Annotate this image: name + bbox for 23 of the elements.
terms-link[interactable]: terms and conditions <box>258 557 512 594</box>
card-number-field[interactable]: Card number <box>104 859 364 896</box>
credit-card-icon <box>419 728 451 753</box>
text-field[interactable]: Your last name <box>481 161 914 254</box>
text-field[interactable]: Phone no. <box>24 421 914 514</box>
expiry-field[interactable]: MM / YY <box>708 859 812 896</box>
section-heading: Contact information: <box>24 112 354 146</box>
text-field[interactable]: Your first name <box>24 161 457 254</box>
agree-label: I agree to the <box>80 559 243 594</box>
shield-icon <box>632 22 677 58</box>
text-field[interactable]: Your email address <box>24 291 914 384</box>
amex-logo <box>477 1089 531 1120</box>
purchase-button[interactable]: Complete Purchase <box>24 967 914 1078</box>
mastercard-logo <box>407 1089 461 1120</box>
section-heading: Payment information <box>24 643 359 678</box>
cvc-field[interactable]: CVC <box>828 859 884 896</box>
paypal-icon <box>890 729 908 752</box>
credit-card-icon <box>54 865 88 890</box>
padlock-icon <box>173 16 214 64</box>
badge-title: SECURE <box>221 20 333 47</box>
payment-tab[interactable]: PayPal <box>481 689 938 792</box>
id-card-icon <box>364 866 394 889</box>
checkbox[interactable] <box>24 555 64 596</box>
----
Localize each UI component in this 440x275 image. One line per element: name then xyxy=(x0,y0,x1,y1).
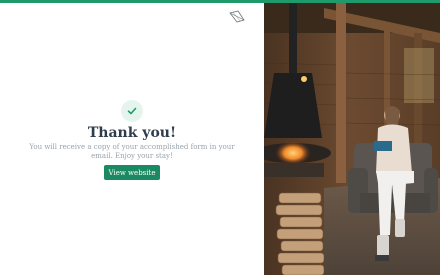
----
EXERCISE BRIEF: Transcribe the lines between the one holding "Annotate this image: name" and the one holding "checkbox[interactable] <box>24 555", inclusive, and nothing else.

EXERCISE ANSWER:
Annotate this image: name + bbox for 23 of the elements.
terms-link[interactable]: terms and conditions <box>258 557 512 594</box>
card-number-field[interactable]: Card number <box>104 859 364 896</box>
credit-card-icon <box>419 728 451 753</box>
text-field[interactable]: Your last name <box>481 161 914 254</box>
text-field[interactable]: Phone no. <box>24 421 914 514</box>
expiry-field[interactable]: MM / YY <box>708 859 812 896</box>
section-heading: Contact information: <box>24 112 354 146</box>
text-field[interactable]: Your first name <box>24 161 457 254</box>
agree-label: I agree to the <box>80 559 243 594</box>
shield-icon <box>632 22 677 58</box>
text-field[interactable]: Your email address <box>24 291 914 384</box>
amex-logo <box>477 1089 531 1120</box>
purchase-button[interactable]: Complete Purchase <box>24 967 914 1078</box>
mastercard-logo <box>407 1089 461 1120</box>
section-heading: Payment information <box>24 643 359 678</box>
cvc-field[interactable]: CVC <box>828 859 884 896</box>
paypal-icon <box>890 729 908 752</box>
credit-card-icon <box>54 865 88 890</box>
padlock-icon <box>173 16 214 64</box>
badge-title: SECURE <box>221 20 333 47</box>
payment-tab[interactable]: PayPal <box>481 689 938 792</box>
id-card-icon <box>364 866 394 889</box>
checkbox[interactable] <box>24 555 64 596</box>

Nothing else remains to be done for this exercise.